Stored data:

◆ ◆ ◆

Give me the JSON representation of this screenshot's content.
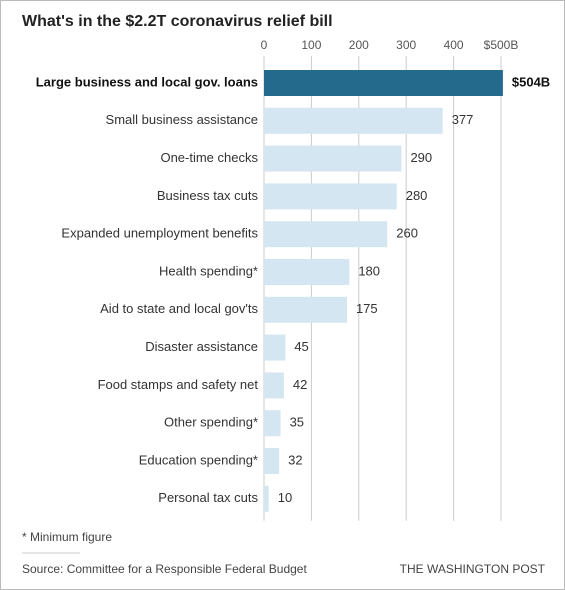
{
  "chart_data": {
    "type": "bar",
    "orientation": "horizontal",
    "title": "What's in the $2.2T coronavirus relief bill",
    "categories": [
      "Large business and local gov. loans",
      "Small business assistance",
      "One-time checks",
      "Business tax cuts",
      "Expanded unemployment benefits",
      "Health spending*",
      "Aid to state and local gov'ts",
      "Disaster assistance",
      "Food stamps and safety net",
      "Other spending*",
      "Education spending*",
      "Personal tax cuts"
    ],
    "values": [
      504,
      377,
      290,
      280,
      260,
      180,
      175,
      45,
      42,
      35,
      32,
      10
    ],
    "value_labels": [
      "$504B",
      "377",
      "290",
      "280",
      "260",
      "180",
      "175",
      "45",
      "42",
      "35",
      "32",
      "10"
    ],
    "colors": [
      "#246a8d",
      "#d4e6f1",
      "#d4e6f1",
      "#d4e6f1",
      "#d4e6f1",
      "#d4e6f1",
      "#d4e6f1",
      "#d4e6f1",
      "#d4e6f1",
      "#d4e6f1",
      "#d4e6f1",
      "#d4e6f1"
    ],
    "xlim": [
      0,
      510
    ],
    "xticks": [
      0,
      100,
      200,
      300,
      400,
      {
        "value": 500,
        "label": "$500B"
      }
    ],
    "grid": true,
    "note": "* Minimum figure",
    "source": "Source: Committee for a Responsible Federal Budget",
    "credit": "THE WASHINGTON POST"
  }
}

◆ ◆ ◆

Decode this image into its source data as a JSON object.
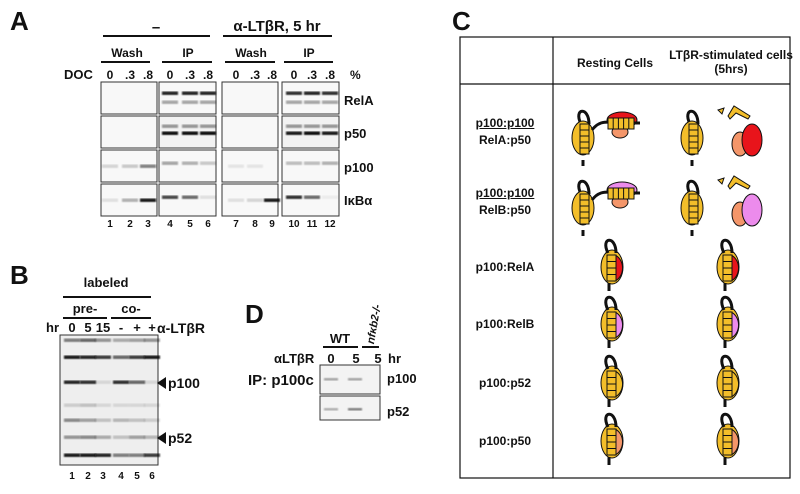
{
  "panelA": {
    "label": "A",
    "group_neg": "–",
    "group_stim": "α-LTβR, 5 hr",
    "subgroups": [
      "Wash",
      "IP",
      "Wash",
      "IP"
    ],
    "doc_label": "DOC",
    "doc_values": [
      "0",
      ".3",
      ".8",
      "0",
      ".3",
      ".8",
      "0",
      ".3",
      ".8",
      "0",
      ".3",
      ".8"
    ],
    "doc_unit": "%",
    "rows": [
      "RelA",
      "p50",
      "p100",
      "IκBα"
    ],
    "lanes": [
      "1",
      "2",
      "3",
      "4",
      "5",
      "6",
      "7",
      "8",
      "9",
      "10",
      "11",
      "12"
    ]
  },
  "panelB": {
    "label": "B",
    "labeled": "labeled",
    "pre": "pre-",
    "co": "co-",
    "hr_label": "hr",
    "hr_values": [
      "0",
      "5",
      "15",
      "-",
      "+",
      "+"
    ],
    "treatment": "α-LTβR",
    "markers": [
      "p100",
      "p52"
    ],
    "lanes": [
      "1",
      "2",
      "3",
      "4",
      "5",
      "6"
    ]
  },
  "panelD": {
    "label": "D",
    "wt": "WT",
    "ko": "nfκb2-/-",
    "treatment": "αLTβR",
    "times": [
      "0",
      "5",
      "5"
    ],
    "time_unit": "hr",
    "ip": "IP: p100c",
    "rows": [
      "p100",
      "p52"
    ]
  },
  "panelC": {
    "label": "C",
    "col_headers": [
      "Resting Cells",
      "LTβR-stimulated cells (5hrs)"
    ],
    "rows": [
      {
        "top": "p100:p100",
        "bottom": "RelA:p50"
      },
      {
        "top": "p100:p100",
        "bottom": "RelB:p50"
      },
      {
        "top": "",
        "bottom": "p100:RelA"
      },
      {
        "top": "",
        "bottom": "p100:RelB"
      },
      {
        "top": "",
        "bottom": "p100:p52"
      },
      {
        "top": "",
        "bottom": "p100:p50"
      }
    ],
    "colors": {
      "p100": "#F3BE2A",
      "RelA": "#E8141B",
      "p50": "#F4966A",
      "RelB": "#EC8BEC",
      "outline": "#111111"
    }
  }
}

◆ ◆ ◆

Go through the data above and copy each line that holds the word "spending".

      "Health spending*",
      "Other spending*",
      "Education spending*",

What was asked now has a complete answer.